Every line of the material below must be repeated exactly.

─── Material shown ───

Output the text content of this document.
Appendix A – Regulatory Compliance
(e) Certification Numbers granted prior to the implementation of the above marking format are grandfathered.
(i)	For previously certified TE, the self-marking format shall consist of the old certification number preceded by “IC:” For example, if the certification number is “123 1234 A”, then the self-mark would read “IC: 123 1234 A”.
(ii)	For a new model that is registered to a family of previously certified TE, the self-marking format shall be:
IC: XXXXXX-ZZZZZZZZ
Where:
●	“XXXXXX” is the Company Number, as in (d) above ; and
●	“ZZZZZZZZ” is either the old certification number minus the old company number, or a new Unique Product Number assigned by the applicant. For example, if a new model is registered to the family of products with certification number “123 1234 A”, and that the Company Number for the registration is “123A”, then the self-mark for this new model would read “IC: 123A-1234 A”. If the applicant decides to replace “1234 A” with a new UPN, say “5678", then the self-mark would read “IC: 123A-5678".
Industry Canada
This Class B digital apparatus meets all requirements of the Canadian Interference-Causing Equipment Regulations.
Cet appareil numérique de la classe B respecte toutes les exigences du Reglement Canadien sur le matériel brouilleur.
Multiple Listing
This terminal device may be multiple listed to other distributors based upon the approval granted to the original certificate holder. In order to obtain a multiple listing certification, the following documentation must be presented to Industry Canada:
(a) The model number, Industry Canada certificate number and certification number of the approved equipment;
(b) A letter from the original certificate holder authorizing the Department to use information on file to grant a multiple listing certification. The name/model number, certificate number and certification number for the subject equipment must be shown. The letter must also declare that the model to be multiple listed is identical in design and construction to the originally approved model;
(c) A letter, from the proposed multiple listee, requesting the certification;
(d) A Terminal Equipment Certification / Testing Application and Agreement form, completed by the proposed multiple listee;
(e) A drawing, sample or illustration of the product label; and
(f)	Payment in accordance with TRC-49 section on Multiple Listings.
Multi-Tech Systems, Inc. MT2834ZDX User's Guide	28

───

The solution:
Output the text content of this document.
Appendix A – Regulatory Compliance
(e) Certification Numbers granted prior to the implementation of the above marking format are grandfathered.
(i)	For previously certified TE, the self-marking format shall consist of the old certification number preceded by “IC:” For example, if the certification number is “123 1234 A”, then the self-mark would read “IC: 123 1234 A”.
(ii)	For a new model that is registered to a family of previously certified TE, the self-marking format shall be:
IC: XXXXXX-ZZZZZZZZ
Where:
●	“XXXXXX” is the Company Number, as in (d) above ; and
●	“ZZZZZZZZ” is either the old certification number minus the old company number, or a new Unique Product Number assigned by the applicant. For example, if a new model is registered to the family of products with certification number “123 1234 A”, and that the Company Number for the registration is “123A”, then the self-mark for this new model would read “IC: 123A-1234 A”. If the applicant decides to replace “1234 A” with a new UPN, say “5678", then the self-mark would read “IC: 123A-5678".
Industry Canada
This Class B digital apparatus meets all requirements of the Canadian Interference-Causing Equipment Regulations.
Cet appareil numérique de la classe B respecte toutes les exigences du Reglement Canadien sur le matériel brouilleur.
Multiple Listing
This terminal device may be multiple listed to other distributors based upon the approval granted to the original certificate holder. In order to obtain a multiple listing certification, the following documentation must be presented to Industry Canada:
(a) The model number, Industry Canada certificate number and certification number of the approved equipment;
(b) A letter from the original certificate holder authorizing the Department to use information on file to grant a multiple listing certification. The name/model number, certificate number and certification number for the subject equipment must be shown. The letter must also declare that the model to be multiple listed is identical in design and construction to the originally approved model;
(c) A letter, from the proposed multiple listee, requesting the certification;
(d) A Terminal Equipment Certification / Testing Application and Agreement form, completed by the proposed multiple listee;
(e) A drawing, sample or illustration of the product label; and
(f)	Payment in accordance with TRC-49 section on Multiple Listings.
Multi-Tech Systems, Inc. MT2834ZDX User's Guide	28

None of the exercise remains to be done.